• **SHORT TASK**
Every entry below must appear again, exactly as written.

• **Data items**
☆ ☆ ☆ ☆

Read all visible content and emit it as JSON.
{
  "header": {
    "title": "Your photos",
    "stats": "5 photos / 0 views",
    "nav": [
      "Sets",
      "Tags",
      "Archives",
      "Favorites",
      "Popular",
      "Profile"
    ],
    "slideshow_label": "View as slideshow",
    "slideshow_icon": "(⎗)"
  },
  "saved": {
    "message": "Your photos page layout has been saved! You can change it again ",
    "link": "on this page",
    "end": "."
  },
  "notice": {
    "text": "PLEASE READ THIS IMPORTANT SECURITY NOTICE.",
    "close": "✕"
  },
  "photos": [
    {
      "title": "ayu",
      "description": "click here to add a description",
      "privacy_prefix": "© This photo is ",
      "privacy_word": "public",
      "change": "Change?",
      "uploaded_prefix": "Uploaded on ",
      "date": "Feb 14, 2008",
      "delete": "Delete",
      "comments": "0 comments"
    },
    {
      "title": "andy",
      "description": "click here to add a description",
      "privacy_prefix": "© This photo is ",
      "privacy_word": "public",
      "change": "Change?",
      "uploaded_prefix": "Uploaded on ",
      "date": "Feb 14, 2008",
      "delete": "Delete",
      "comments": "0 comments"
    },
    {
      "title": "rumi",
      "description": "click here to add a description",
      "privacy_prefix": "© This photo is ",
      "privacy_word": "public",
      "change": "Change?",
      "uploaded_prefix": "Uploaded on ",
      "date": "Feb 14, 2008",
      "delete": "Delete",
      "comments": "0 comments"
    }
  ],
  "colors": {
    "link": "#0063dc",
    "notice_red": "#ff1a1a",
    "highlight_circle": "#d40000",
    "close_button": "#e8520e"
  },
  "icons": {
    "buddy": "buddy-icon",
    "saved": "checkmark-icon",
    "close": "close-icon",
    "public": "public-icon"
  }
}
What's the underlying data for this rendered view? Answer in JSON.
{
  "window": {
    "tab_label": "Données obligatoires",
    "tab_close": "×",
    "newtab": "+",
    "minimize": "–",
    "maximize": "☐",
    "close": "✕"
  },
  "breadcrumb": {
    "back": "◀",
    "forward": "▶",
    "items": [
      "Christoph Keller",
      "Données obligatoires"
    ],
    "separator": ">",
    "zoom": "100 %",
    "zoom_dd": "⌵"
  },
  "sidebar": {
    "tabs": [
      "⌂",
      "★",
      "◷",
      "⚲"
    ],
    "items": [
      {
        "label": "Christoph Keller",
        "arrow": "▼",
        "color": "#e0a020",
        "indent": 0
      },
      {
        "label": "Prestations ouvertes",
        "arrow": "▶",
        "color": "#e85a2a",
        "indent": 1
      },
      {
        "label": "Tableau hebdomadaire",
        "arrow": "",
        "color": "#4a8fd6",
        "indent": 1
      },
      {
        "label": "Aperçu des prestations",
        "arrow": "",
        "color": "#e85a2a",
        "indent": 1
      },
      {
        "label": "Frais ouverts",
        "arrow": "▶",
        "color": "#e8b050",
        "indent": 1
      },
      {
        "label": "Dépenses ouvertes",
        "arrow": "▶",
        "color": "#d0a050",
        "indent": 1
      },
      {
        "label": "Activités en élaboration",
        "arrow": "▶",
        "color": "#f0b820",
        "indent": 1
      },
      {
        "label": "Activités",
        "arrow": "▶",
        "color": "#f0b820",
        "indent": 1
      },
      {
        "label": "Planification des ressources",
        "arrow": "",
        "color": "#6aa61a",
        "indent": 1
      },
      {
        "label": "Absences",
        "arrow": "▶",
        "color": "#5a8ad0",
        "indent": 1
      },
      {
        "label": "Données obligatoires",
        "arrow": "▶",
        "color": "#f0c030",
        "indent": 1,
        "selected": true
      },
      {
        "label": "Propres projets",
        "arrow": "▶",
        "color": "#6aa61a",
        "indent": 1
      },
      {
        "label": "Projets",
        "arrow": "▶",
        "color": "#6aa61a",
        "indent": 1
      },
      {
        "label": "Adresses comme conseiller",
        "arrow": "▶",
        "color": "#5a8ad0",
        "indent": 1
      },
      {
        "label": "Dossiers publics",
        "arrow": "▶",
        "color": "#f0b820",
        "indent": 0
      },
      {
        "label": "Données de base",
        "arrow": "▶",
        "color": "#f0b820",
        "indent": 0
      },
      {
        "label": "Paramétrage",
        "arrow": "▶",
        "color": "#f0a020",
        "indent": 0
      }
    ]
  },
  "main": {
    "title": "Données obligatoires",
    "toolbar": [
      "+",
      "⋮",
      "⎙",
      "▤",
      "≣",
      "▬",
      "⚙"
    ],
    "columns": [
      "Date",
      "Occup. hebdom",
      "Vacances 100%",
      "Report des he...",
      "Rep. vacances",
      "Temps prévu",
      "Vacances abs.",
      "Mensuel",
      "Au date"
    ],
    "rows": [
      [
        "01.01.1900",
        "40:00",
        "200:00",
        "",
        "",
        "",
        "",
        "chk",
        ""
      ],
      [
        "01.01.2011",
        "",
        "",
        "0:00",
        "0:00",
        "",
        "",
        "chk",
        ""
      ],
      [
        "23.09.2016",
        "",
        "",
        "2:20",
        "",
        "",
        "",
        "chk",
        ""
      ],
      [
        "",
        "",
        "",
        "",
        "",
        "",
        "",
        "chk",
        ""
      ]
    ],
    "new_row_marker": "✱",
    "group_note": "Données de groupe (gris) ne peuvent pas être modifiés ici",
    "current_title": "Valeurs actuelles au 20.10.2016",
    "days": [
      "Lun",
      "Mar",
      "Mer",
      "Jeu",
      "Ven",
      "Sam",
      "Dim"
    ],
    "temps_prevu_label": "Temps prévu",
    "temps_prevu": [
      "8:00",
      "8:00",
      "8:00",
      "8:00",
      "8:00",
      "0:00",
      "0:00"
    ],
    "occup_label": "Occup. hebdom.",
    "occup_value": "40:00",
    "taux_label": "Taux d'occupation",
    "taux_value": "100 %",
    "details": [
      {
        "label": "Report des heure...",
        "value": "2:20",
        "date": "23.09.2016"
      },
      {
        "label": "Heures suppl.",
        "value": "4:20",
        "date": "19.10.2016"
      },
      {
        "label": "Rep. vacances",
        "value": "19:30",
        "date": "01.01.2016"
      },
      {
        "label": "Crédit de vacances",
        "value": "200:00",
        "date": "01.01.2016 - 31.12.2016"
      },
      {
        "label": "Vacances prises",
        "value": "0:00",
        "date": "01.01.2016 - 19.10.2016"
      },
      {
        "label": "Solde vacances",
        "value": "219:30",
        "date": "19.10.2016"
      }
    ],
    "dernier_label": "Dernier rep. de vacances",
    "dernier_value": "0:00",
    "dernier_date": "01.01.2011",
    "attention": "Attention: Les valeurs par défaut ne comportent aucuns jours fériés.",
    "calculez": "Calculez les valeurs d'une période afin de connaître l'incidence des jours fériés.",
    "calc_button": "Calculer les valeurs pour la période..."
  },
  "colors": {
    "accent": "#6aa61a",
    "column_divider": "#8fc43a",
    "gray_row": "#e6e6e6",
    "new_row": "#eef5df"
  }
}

☆ ☆ ☆ ☆

• **CORRECT RESPONSE**
Read all visible content and emit it as JSON.
{
  "header": {
    "title": "Your photos",
    "stats": "5 photos / 0 views",
    "nav": [
      "Sets",
      "Tags",
      "Archives",
      "Favorites",
      "Popular",
      "Profile"
    ],
    "slideshow_label": "View as slideshow",
    "slideshow_icon": "(⎗)"
  },
  "saved": {
    "message": "Your photos page layout has been saved! You can change it again ",
    "link": "on this page",
    "end": "."
  },
  "notice": {
    "text": "PLEASE READ THIS IMPORTANT SECURITY NOTICE.",
    "close": "✕"
  },
  "photos": [
    {
      "title": "ayu",
      "description": "click here to add a description",
      "privacy_prefix": "© This photo is ",
      "privacy_word": "public",
      "change": "Change?",
      "uploaded_prefix": "Uploaded on ",
      "date": "Feb 14, 2008",
      "delete": "Delete",
      "comments": "0 comments"
    },
    {
      "title": "andy",
      "description": "click here to add a description",
      "privacy_prefix": "© This photo is ",
      "privacy_word": "public",
      "change": "Change?",
      "uploaded_prefix": "Uploaded on ",
      "date": "Feb 14, 2008",
      "delete": "Delete",
      "comments": "0 comments"
    },
    {
      "title": "rumi",
      "description": "click here to add a description",
      "privacy_prefix": "© This photo is ",
      "privacy_word": "public",
      "change": "Change?",
      "uploaded_prefix": "Uploaded on ",
      "date": "Feb 14, 2008",
      "delete": "Delete",
      "comments": "0 comments"
    }
  ],
  "colors": {
    "link": "#0063dc",
    "notice_red": "#ff1a1a",
    "highlight_circle": "#d40000",
    "close_button": "#e8520e"
  },
  "icons": {
    "buddy": "buddy-icon",
    "saved": "checkmark-icon",
    "close": "close-icon",
    "public": "public-icon"
  }
}
What's the underlying data for this rendered view? Answer in JSON.
{
  "window": {
    "tab_label": "Données obligatoires",
    "tab_close": "×",
    "newtab": "+",
    "minimize": "–",
    "maximize": "☐",
    "close": "✕"
  },
  "breadcrumb": {
    "back": "◀",
    "forward": "▶",
    "items": [
      "Christoph Keller",
      "Données obligatoires"
    ],
    "separator": ">",
    "zoom": "100 %",
    "zoom_dd": "⌵"
  },
  "sidebar": {
    "tabs": [
      "⌂",
      "★",
      "◷",
      "⚲"
    ],
    "items": [
      {
        "label": "Christoph Keller",
        "arrow": "▼",
        "color": "#e0a020",
        "indent": 0
      },
      {
        "label": "Prestations ouvertes",
        "arrow": "▶",
        "color": "#e85a2a",
        "indent": 1
      },
      {
        "label": "Tableau hebdomadaire",
        "arrow": "",
        "color": "#4a8fd6",
        "indent": 1
      },
      {
        "label": "Aperçu des prestations",
        "arrow": "",
        "color": "#e85a2a",
        "indent": 1
      },
      {
        "label": "Frais ouverts",
        "arrow": "▶",
        "color": "#e8b050",
        "indent": 1
      },
      {
        "label": "Dépenses ouvertes",
        "arrow": "▶",
        "color": "#d0a050",
        "indent": 1
      },
      {
        "label": "Activités en élaboration",
        "arrow": "▶",
        "color": "#f0b820",
        "indent": 1
      },
      {
        "label": "Activités",
        "arrow": "▶",
        "color": "#f0b820",
        "indent": 1
      },
      {
        "label": "Planification des ressources",
        "arrow": "",
        "color": "#6aa61a",
        "indent": 1
      },
      {
        "label": "Absences",
        "arrow": "▶",
        "color": "#5a8ad0",
        "indent": 1
      },
      {
        "label": "Données obligatoires",
        "arrow": "▶",
        "color": "#f0c030",
        "indent": 1,
        "selected": true
      },
      {
        "label": "Propres projets",
        "arrow": "▶",
        "color": "#6aa61a",
        "indent": 1
      },
      {
        "label": "Projets",
        "arrow": "▶",
        "color": "#6aa61a",
        "indent": 1
      },
      {
        "label": "Adresses comme conseiller",
        "arrow": "▶",
        "color": "#5a8ad0",
        "indent": 1
      },
      {
        "label": "Dossiers publics",
        "arrow": "▶",
        "color": "#f0b820",
        "indent": 0
      },
      {
        "label": "Données de base",
        "arrow": "▶",
        "color": "#f0b820",
        "indent": 0
      },
      {
        "label": "Paramétrage",
        "arrow": "▶",
        "color": "#f0a020",
        "indent": 0
      }
    ]
  },
  "main": {
    "title": "Données obligatoires",
    "toolbar": [
      "+",
      "⋮",
      "⎙",
      "▤",
      "≣",
      "▬",
      "⚙"
    ],
    "columns": [
      "Date",
      "Occup. hebdom",
      "Vacances 100%",
      "Report des he...",
      "Rep. vacances",
      "Temps prévu",
      "Vacances abs.",
      "Mensuel",
      "Au date"
    ],
    "rows": [
      [
        "01.01.1900",
        "40:00",
        "200:00",
        "",
        "",
        "",
        "",
        "chk",
        ""
      ],
      [
        "01.01.2011",
        "",
        "",
        "0:00",
        "0:00",
        "",
        "",
        "chk",
        ""
      ],
      [
        "23.09.2016",
        "",
        "",
        "2:20",
        "",
        "",
        "",
        "chk",
        ""
      ],
      [
        "",
        "",
        "",
        "",
        "",
        "",
        "",
        "chk",
        ""
      ]
    ],
    "new_row_marker": "✱",
    "group_note": "Données de groupe (gris) ne peuvent pas être modifiés ici",
    "current_title": "Valeurs actuelles au 20.10.2016",
    "days": [
      "Lun",
      "Mar",
      "Mer",
      "Jeu",
      "Ven",
      "Sam",
      "Dim"
    ],
    "temps_prevu_label": "Temps prévu",
    "temps_prevu": [
      "8:00",
      "8:00",
      "8:00",
      "8:00",
      "8:00",
      "0:00",
      "0:00"
    ],
    "occup_label": "Occup. hebdom.",
    "occup_value": "40:00",
    "taux_label": "Taux d'occupation",
    "taux_value": "100 %",
    "details": [
      {
        "label": "Report des heure...",
        "value": "2:20",
        "date": "23.09.2016"
      },
      {
        "label": "Heures suppl.",
        "value": "4:20",
        "date": "19.10.2016"
      },
      {
        "label": "Rep. vacances",
        "value": "19:30",
        "date": "01.01.2016"
      },
      {
        "label": "Crédit de vacances",
        "value": "200:00",
        "date": "01.01.2016 - 31.12.2016"
      },
      {
        "label": "Vacances prises",
        "value": "0:00",
        "date": "01.01.2016 - 19.10.2016"
      },
      {
        "label": "Solde vacances",
        "value": "219:30",
        "date": "19.10.2016"
      }
    ],
    "dernier_label": "Dernier rep. de vacances",
    "dernier_value": "0:00",
    "dernier_date": "01.01.2011",
    "attention": "Attention: Les valeurs par défaut ne comportent aucuns jours fériés.",
    "calculez": "Calculez les valeurs d'une période afin de connaître l'incidence des jours fériés.",
    "calc_button": "Calculer les valeurs pour la période..."
  },
  "colors": {
    "accent": "#6aa61a",
    "column_divider": "#8fc43a",
    "gray_row": "#e6e6e6",
    "new_row": "#eef5df"
  }
}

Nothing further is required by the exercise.